Assigned task A:
In the passage on the WOTUS Rule, which court issued an injunction against the rule in North Dakota and a dozen other states?
Assigned task B:
Continue the passage on the WOTUS Rule, starting right after its last sentence.

Source document:

——


    <>The Supreme Court’s ruling also will end the Sixth Circuit’s order staying the WOTUS Rule nationwide. While the nationwide hold on the WOTUS Rule will shortly disappear, the US District Court for the District of North Dakota had also issued an injunction against the WOTUS Rule in North Dakota and a dozen other states.1 That injunction presumably would continue to prevent implementation of the rule in those states. Even where allowed to go into effect, it is doubtful that EPA or the US Army Corps of Engineers (Corps) would enforce the rule, particularly in light of current efforts to revise the WOTUS Rule and a recent rulemaking to delay its applicability date for two years, discussed below.

——

Data records:
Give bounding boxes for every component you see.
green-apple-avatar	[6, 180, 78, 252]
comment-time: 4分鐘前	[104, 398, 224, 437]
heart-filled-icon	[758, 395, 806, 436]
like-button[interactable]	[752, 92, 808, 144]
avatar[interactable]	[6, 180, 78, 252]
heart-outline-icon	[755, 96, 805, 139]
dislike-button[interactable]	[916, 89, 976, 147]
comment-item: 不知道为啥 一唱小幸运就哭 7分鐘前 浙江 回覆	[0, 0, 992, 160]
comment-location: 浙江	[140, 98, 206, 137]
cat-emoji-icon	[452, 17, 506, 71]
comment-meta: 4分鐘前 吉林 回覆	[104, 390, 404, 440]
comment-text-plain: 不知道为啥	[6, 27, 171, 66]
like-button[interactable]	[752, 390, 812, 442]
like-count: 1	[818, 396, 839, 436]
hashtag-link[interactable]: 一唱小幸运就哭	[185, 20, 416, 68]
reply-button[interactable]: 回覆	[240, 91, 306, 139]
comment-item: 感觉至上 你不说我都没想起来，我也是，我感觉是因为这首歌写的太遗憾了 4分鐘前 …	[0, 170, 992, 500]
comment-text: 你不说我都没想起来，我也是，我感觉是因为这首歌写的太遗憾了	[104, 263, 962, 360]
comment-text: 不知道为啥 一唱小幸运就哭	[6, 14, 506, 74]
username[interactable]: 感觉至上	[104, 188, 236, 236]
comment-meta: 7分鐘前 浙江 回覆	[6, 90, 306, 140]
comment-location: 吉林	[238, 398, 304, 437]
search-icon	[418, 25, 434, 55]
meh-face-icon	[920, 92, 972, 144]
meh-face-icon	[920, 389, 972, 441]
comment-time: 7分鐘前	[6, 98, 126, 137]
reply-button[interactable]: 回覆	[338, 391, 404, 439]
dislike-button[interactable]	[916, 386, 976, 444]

——

Response A:
The US District Court for the District of North Dakota.

Response B:
    WOTUS Rule, Delayed by EPA

    One week following the Supreme Court’s decision, EPA Administrator Scott Pruitt and the Corps signed a final rule to delay the effective date of the WOTUS Rule by two years (the Applicability Date Rule). Formally published in the Federal Register on February 6, 2018, the Applicability Date Rule tolls the effective date of the WOTUS Rule to February 6, 2020. The delay is meant to maintain the status quo and give regulators additional time to develop a replacement for the WOTUS Rule. In testimony before the Senate Environment and Public Works Committee on January 31, Administrator Pruitt noted that EPA plans to publish a new proposal to define "waters of the United States" in April or May 2018.

    EPA’s various actions to delay, repeal or replace the WOTUS Rule may give regulatory relief to many, but the expected judicial challenges to these actions may also dampen prospects of any near-term certainty. Many parties are already focusing on future litigation over the repeal and replacement process. The Applicability Date Rule will almost certainly be challenged in court, and any repeal or replacement must be supported by substantial evidence. Additionally, EPA faces a high bar in attempting to overturn its prior rulemaking in the face of the extensive record previously compiled and the agency’s prior rationale. As a result, existing appeals of the 2015 WOTUS Rule itself should not be given short shrift in case the efforts to replace it are unsuccessful.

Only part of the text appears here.